# Brief
Give the count of lines that include the string "whitelisting". Add nothing to it.

# Extracted information
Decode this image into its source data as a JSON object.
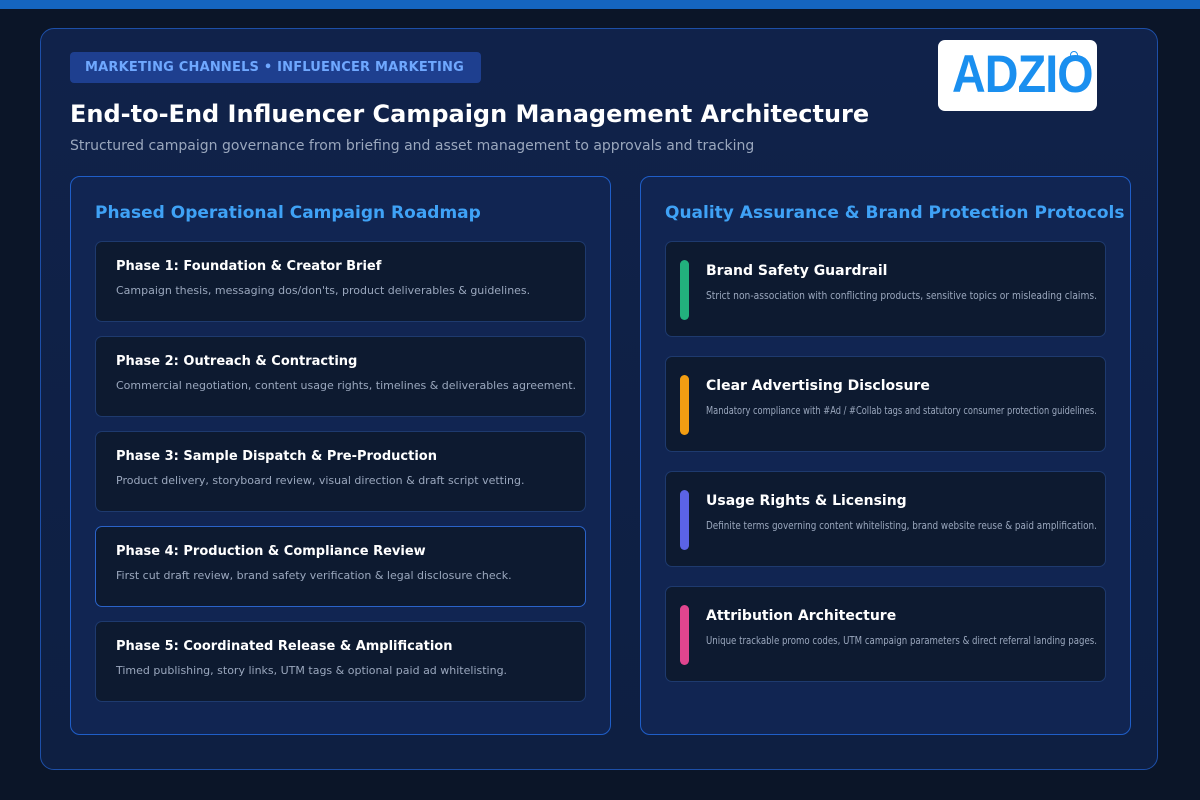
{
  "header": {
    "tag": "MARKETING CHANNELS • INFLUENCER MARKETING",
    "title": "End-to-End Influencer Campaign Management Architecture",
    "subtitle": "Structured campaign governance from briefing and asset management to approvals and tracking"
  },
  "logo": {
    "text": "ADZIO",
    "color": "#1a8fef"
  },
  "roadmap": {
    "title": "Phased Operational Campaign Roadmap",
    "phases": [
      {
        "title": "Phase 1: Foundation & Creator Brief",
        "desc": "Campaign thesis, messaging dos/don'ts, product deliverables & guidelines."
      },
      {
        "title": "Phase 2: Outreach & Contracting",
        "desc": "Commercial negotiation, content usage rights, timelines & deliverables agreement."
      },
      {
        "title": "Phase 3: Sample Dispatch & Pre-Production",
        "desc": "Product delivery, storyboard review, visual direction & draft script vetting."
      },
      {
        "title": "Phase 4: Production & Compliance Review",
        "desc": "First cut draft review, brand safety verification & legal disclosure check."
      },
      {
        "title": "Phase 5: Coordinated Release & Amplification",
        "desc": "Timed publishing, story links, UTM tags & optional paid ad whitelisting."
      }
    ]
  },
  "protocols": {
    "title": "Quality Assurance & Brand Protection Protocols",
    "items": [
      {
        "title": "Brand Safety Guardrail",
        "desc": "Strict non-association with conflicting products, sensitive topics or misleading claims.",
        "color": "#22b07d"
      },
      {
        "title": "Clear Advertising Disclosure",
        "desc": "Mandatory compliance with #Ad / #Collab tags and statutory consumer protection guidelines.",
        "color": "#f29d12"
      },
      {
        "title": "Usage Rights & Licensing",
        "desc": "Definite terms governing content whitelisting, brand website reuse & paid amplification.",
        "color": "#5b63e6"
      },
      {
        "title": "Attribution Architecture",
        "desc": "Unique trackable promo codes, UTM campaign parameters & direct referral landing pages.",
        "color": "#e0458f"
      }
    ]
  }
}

* * *

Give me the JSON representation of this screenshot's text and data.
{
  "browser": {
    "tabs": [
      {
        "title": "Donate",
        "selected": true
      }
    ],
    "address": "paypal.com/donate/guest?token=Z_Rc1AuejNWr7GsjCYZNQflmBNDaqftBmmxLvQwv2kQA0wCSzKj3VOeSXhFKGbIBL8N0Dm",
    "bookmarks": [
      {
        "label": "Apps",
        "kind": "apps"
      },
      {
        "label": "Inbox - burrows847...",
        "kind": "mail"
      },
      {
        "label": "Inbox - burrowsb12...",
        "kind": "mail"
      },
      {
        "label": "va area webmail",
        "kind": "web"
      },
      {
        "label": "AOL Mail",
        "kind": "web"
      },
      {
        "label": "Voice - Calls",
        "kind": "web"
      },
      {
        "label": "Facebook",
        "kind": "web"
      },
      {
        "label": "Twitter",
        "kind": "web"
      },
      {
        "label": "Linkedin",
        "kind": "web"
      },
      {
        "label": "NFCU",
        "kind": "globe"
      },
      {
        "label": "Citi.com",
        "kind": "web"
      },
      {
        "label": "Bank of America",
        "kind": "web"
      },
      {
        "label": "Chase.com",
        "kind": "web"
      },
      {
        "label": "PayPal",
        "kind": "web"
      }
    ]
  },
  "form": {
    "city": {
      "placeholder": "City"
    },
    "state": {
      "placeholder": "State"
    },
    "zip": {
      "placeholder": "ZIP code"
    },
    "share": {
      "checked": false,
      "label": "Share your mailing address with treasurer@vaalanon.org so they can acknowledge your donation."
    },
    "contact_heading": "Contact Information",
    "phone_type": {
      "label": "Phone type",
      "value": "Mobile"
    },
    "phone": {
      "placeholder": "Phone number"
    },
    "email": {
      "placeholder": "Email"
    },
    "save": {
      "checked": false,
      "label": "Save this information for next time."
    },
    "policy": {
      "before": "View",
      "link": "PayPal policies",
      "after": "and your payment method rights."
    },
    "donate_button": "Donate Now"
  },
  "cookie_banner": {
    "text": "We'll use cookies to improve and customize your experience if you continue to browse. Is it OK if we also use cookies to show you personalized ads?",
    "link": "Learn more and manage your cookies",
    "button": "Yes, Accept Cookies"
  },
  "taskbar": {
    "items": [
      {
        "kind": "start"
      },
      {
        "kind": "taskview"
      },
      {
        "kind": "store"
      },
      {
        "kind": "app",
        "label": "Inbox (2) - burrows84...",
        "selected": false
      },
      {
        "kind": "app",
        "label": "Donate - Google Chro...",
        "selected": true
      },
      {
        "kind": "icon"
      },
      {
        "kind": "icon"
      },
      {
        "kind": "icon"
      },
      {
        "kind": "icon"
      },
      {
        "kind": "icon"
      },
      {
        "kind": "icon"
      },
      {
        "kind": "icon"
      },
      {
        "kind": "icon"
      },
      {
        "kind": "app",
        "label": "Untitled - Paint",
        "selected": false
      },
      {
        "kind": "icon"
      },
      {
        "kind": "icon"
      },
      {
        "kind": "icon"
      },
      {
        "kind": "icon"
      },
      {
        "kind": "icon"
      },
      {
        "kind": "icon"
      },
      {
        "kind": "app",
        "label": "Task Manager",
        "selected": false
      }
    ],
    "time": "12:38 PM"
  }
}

# Answer to this exercise
2